>> begin

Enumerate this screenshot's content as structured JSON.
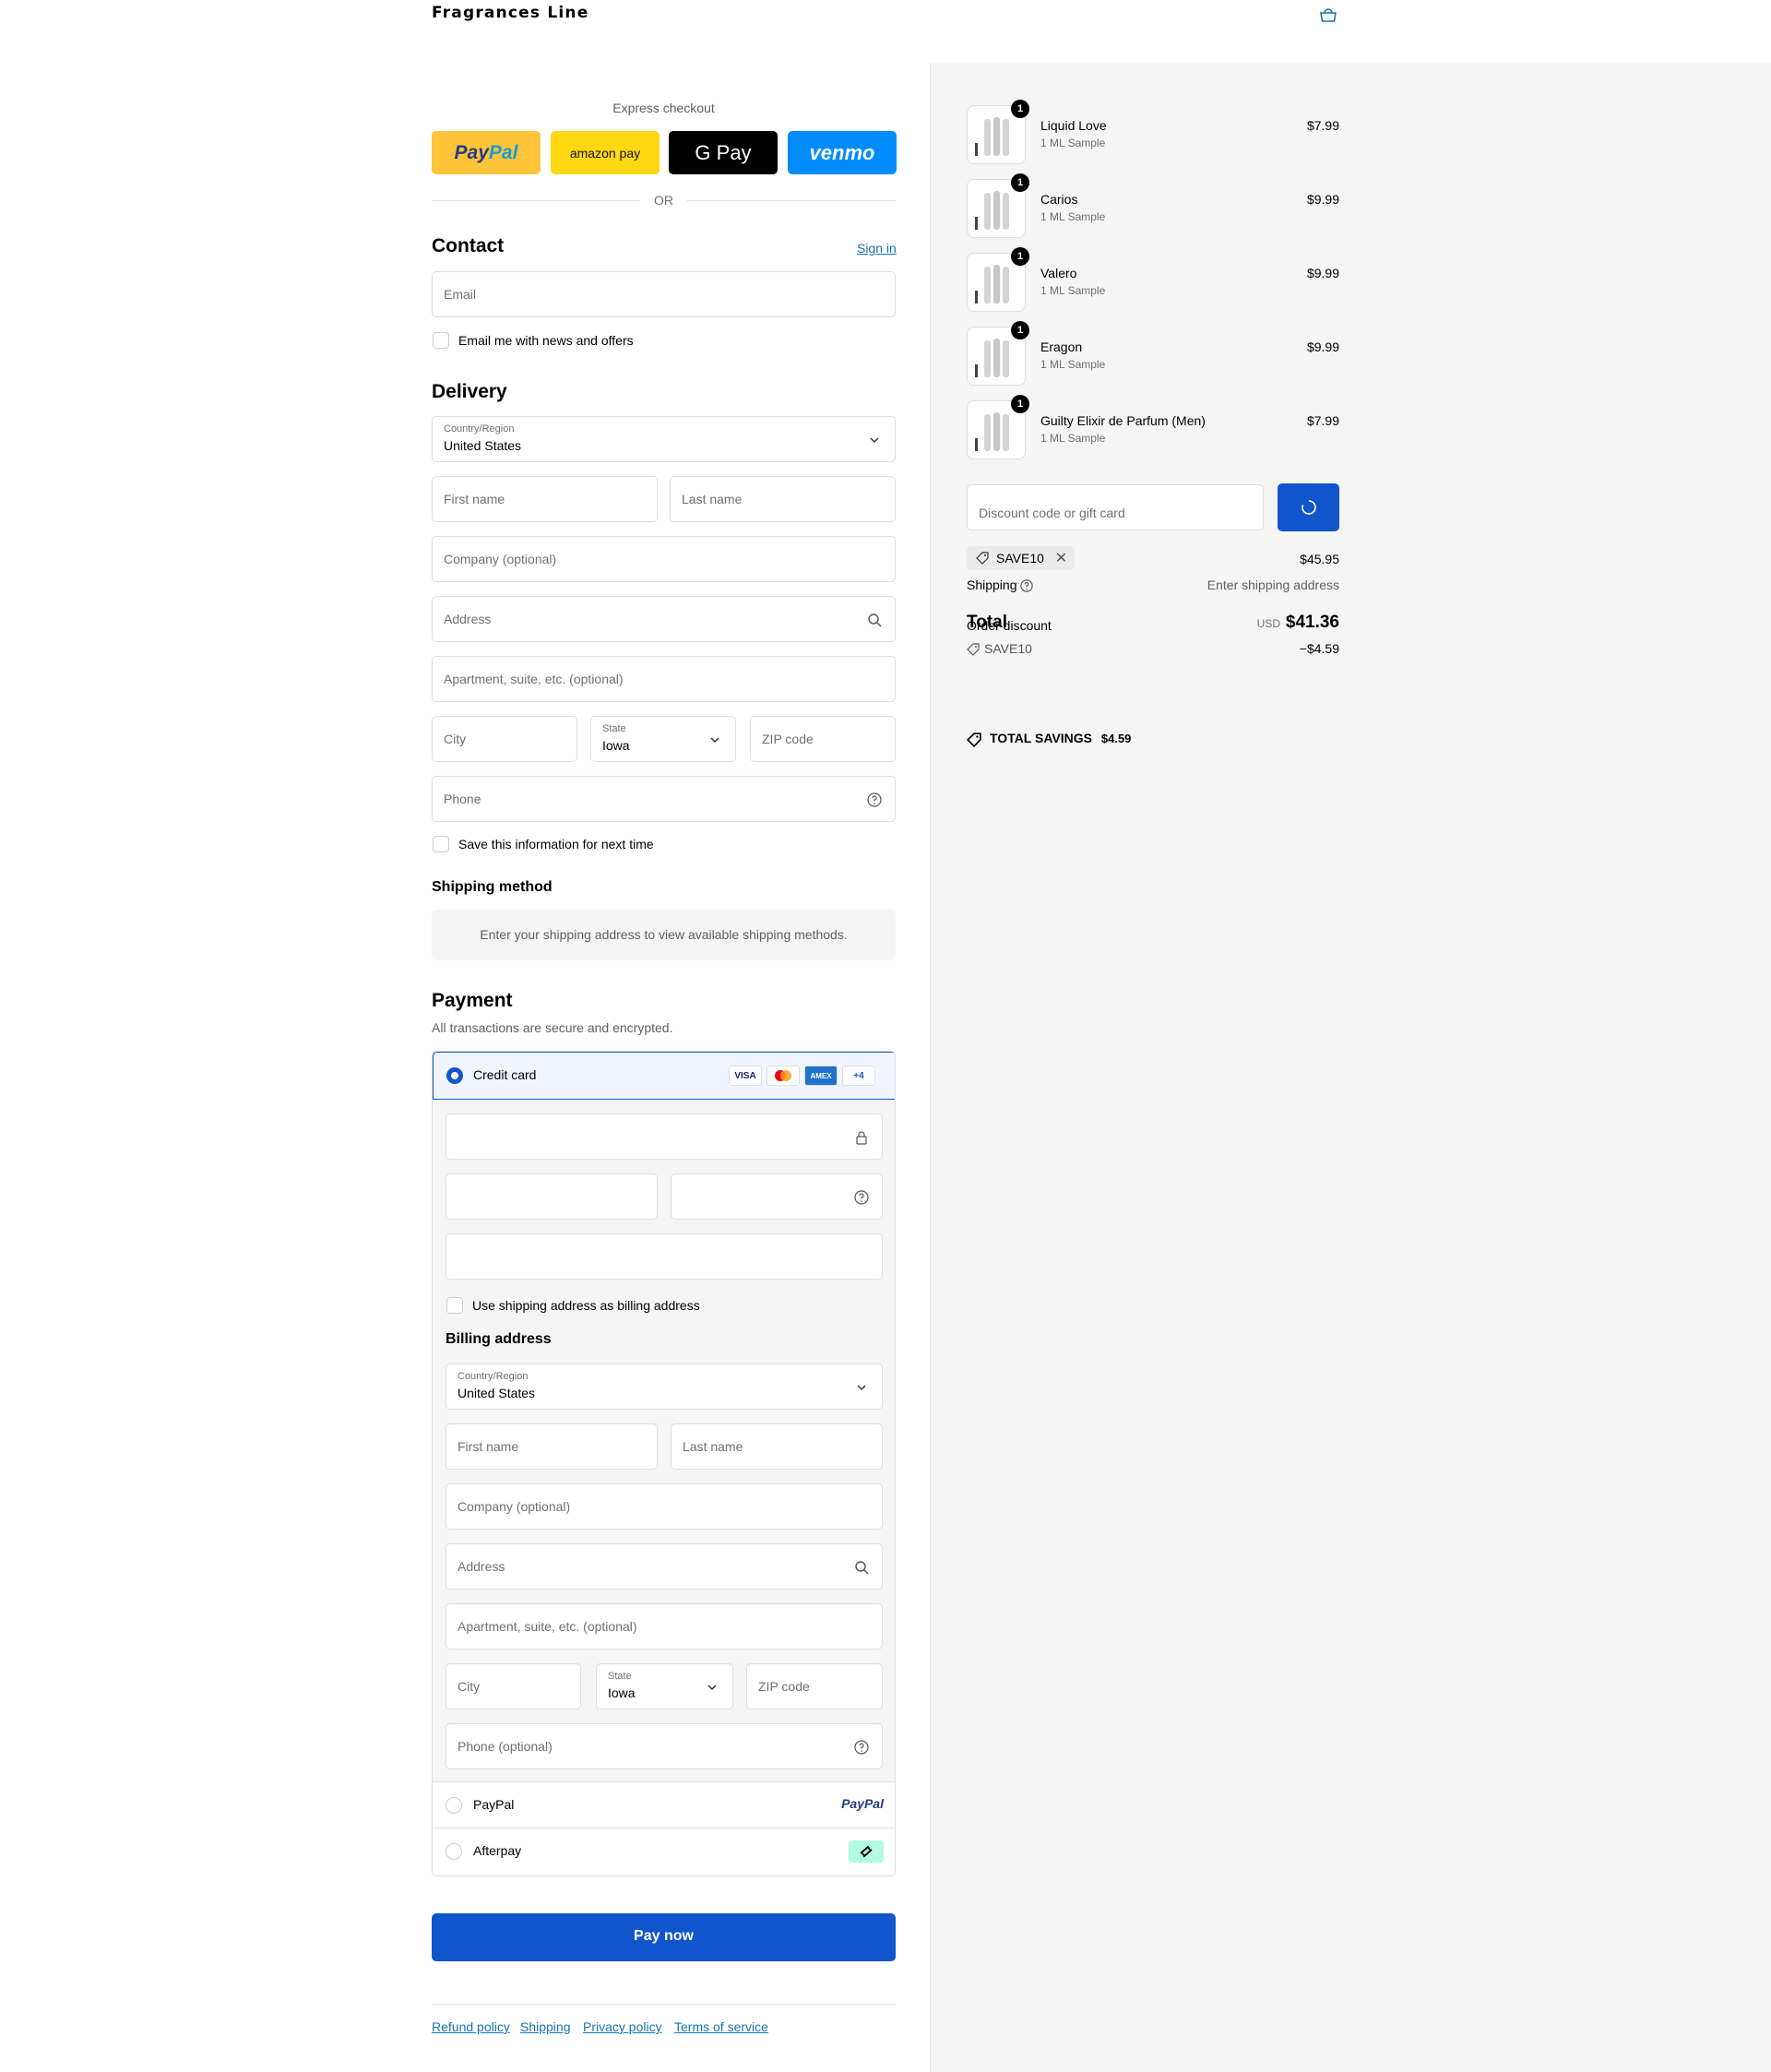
{
  "header": {
    "brand": "Fragrances Line",
    "cart_icon": "bag-icon"
  },
  "express": {
    "title": "Express checkout",
    "buttons": {
      "paypal_a": "Pay",
      "paypal_b": "Pal",
      "amazon": "amazon pay",
      "gpay": "G Pay",
      "venmo": "venmo"
    },
    "or": "OR"
  },
  "contact": {
    "title": "Contact",
    "sign_in": "Sign in",
    "email_placeholder": "Email",
    "newsletter": "Email me with news and offers"
  },
  "delivery": {
    "title": "Delivery",
    "country_label": "Country/Region",
    "country": "United States",
    "first_name": "First name",
    "last_name": "Last name",
    "company": "Company (optional)",
    "address": "Address",
    "apartment": "Apartment, suite, etc. (optional)",
    "city": "City",
    "state_label": "State",
    "state": "Iowa",
    "zip": "ZIP code",
    "phone": "Phone",
    "save_info": "Save this information for next time"
  },
  "shipping_method": {
    "title": "Shipping method",
    "message": "Enter your shipping address to view available shipping methods."
  },
  "payment": {
    "title": "Payment",
    "subtitle": "All transactions are secure and encrypted.",
    "credit_card": "Credit card",
    "cards": [
      "VISA",
      "MC",
      "AMEX",
      "+4"
    ],
    "use_shipping": "Use shipping address as billing address",
    "billing_title": "Billing address",
    "billing": {
      "country_label": "Country/Region",
      "country": "United States",
      "first_name": "First name",
      "last_name": "Last name",
      "company": "Company (optional)",
      "address": "Address",
      "apartment": "Apartment, suite, etc. (optional)",
      "city": "City",
      "state_label": "State",
      "state": "Iowa",
      "zip": "ZIP code",
      "phone": "Phone (optional)"
    },
    "paypal": "PayPal",
    "paypal_logo": "PayPal",
    "afterpay": "Afterpay"
  },
  "pay_now": "Pay now",
  "footer": [
    "Refund policy",
    "Shipping",
    "Privacy policy",
    "Terms of service"
  ],
  "summary": {
    "items": [
      {
        "name": "Liquid Love",
        "variant": "1 ML Sample",
        "price": "$7.99",
        "qty": "1"
      },
      {
        "name": "Carios",
        "variant": "1 ML Sample",
        "price": "$9.99",
        "qty": "1"
      },
      {
        "name": "Valero",
        "variant": "1 ML Sample",
        "price": "$9.99",
        "qty": "1"
      },
      {
        "name": "Eragon",
        "variant": "1 ML Sample",
        "price": "$9.99",
        "qty": "1"
      },
      {
        "name": "Guilty Elixir de Parfum (Men)",
        "variant": "1 ML Sample",
        "price": "$7.99",
        "qty": "1"
      }
    ],
    "discount_placeholder": "Discount code or gift card",
    "code": "SAVE10",
    "subtotal": "$45.95",
    "shipping_label": "Shipping",
    "shipping_value": "Enter shipping address",
    "total_label": "Total",
    "order_discount": "Order discount",
    "currency": "USD",
    "total": "$41.36",
    "discount_code": "SAVE10",
    "discount_amount": "−$4.59",
    "savings_label": "TOTAL SAVINGS",
    "savings_value": "$4.59"
  },
  "colors": {
    "accent": "#1155cc",
    "link": "#1773b0",
    "panel": "#f5f5f5"
  }
}
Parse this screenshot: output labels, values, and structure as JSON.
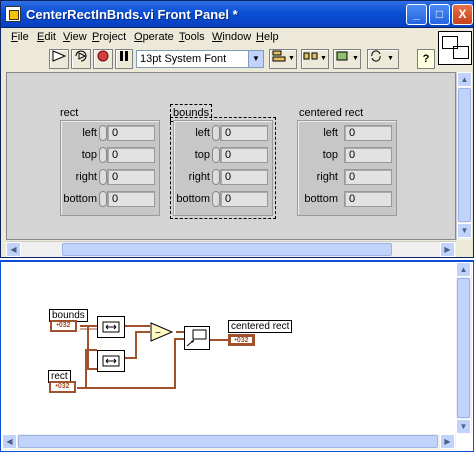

>> end

* _CHALLENGE_
Indicate how many lines of the material include the word "apartment"; the number alone is required.

* _ANSWER TO THIS PROBLEM_
2